> _Exercise goal_
Write the data out again, exactly as given.

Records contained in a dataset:
:::
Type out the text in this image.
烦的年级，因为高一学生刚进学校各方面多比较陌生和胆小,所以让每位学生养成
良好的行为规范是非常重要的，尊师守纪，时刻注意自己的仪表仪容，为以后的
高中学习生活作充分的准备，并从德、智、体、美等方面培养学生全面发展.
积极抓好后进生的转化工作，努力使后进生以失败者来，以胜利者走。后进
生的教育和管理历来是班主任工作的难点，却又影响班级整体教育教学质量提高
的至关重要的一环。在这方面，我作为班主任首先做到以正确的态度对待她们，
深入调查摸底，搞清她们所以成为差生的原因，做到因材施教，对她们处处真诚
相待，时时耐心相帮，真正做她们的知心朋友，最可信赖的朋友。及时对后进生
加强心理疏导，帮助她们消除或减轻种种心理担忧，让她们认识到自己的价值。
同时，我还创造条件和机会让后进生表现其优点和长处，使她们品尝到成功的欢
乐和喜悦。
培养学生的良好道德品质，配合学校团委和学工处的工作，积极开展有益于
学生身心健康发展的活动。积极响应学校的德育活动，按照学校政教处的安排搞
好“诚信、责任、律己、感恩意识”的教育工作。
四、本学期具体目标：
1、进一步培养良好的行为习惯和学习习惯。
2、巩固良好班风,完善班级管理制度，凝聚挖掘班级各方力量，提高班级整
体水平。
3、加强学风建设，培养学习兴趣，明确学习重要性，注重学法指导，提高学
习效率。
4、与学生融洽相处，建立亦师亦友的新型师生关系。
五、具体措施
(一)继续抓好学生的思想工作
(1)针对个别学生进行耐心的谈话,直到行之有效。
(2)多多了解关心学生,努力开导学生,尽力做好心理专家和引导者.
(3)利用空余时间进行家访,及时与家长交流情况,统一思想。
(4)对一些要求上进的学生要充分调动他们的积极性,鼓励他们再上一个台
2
:::
> _Answer for this exercise_
Type out the text in this image.
烦的年级，因为高一学生刚进学校各方面多比较陌生和胆小,所以让每位学生养成
良好的行为规范是非常重要的，尊师守纪，时刻注意自己的仪表仪容，为以后的
高中学习生活作充分的准备，并从德、智、体、美等方面培养学生全面发展.
积极抓好后进生的转化工作，努力使后进生以失败者来，以胜利者走。后进
生的教育和管理历来是班主任工作的难点，却又影响班级整体教育教学质量提高
的至关重要的一环。在这方面，我作为班主任首先做到以正确的态度对待她们，
深入调查摸底，搞清她们所以成为差生的原因，做到因材施教，对她们处处真诚
相待，时时耐心相帮，真正做她们的知心朋友，最可信赖的朋友。及时对后进生
加强心理疏导，帮助她们消除或减轻种种心理担忧，让她们认识到自己的价值。
同时，我还创造条件和机会让后进生表现其优点和长处，使她们品尝到成功的欢
乐和喜悦。
培养学生的良好道德品质，配合学校团委和学工处的工作，积极开展有益于
学生身心健康发展的活动。积极响应学校的德育活动，按照学校政教处的安排搞
好“诚信、责任、律己、感恩意识”的教育工作。
四、本学期具体目标：
1、进一步培养良好的行为习惯和学习习惯。
2、巩固良好班风,完善班级管理制度，凝聚挖掘班级各方力量，提高班级整
体水平。
3、加强学风建设，培养学习兴趣，明确学习重要性，注重学法指导，提高学
习效率。
4、与学生融洽相处，建立亦师亦友的新型师生关系。
五、具体措施
(一)继续抓好学生的思想工作
(1)针对个别学生进行耐心的谈话,直到行之有效。
(2)多多了解关心学生,努力开导学生,尽力做好心理专家和引导者.
(3)利用空余时间进行家访,及时与家长交流情况,统一思想。
(4)对一些要求上进的学生要充分调动他们的积极性,鼓励他们再上一个台
2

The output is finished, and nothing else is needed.